BEGIN Records for this exercise

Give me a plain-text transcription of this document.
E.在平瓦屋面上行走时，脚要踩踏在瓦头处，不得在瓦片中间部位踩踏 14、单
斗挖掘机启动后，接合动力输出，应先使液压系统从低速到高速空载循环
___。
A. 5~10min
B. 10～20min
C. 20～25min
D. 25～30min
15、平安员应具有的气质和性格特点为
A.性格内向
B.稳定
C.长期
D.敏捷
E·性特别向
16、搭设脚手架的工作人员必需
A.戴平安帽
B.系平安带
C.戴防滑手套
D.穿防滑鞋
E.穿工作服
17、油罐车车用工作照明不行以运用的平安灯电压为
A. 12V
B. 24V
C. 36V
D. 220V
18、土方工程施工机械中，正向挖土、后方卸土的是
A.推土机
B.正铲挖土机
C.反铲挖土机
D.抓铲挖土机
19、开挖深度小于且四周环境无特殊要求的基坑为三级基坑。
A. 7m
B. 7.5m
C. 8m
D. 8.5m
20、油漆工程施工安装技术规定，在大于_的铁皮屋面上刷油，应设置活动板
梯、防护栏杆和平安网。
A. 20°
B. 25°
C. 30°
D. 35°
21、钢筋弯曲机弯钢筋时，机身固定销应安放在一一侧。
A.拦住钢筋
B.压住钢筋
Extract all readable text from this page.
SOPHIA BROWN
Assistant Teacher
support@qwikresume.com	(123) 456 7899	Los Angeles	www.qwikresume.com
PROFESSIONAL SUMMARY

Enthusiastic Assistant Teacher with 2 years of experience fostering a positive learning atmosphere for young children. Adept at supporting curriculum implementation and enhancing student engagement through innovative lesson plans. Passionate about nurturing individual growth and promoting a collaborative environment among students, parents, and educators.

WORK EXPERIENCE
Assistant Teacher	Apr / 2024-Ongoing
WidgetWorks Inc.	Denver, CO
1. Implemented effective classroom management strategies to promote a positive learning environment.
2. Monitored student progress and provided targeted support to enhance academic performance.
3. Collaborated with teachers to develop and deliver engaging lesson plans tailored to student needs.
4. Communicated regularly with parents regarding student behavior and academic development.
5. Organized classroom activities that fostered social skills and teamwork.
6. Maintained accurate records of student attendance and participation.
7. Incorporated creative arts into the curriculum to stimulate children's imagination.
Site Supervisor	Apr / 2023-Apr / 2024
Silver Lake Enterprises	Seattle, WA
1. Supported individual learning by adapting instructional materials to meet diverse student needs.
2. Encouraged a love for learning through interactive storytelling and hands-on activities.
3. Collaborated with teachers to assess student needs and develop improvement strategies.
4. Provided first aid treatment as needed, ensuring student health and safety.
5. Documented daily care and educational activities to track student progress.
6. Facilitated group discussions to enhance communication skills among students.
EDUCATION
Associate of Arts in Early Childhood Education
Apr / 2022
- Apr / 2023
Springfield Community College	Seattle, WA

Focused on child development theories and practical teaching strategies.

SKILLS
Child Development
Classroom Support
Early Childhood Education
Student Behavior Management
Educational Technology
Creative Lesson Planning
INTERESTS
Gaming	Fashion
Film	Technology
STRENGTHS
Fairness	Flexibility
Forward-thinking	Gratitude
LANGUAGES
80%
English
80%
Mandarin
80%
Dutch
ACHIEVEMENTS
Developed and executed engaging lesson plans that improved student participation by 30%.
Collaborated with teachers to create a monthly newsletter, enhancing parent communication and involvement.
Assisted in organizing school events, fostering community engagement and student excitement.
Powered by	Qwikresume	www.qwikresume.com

END Records for this exercise
BEGIN Records for this exercise

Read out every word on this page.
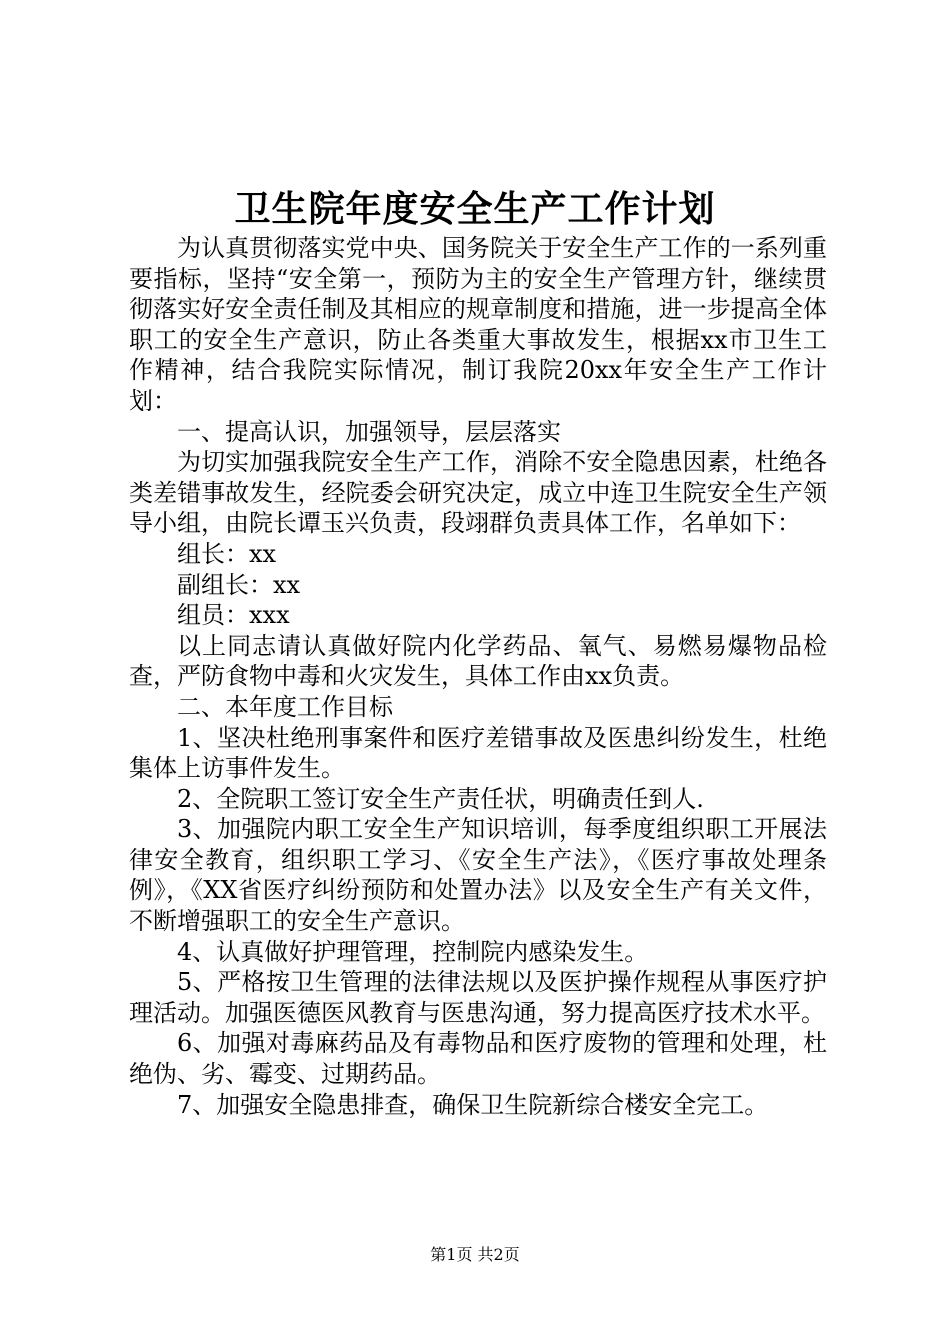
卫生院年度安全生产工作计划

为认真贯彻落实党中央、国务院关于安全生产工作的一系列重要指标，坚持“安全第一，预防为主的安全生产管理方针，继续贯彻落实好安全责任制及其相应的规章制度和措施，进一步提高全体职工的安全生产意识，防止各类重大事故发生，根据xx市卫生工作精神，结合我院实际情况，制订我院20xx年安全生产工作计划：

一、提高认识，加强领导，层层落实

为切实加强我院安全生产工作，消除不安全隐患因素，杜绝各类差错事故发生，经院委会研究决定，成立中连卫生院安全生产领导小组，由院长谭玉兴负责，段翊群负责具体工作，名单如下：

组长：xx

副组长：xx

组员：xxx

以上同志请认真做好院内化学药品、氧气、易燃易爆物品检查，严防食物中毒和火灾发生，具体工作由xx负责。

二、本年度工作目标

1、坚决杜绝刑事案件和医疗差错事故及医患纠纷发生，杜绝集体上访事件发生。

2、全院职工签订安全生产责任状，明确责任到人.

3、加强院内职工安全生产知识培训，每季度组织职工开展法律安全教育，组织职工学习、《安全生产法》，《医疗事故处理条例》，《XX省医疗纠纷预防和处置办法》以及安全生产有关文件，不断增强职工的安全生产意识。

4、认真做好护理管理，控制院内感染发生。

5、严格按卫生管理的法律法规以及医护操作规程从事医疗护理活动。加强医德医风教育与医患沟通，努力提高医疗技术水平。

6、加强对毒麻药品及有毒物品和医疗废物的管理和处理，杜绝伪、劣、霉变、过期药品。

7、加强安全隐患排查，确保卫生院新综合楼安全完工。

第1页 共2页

END Records for this exercise

• Task requirements
Where a line in the material contains "teachers", copy that line.

• Complete response
3. Collaborated with teachers to develop and deliver engaging lesson plans tailored to student needs.
3. Collaborated with teachers to assess student needs and develop improvement strategies.
Collaborated with teachers to create a monthly newsletter, enhancing parent communication and involvement.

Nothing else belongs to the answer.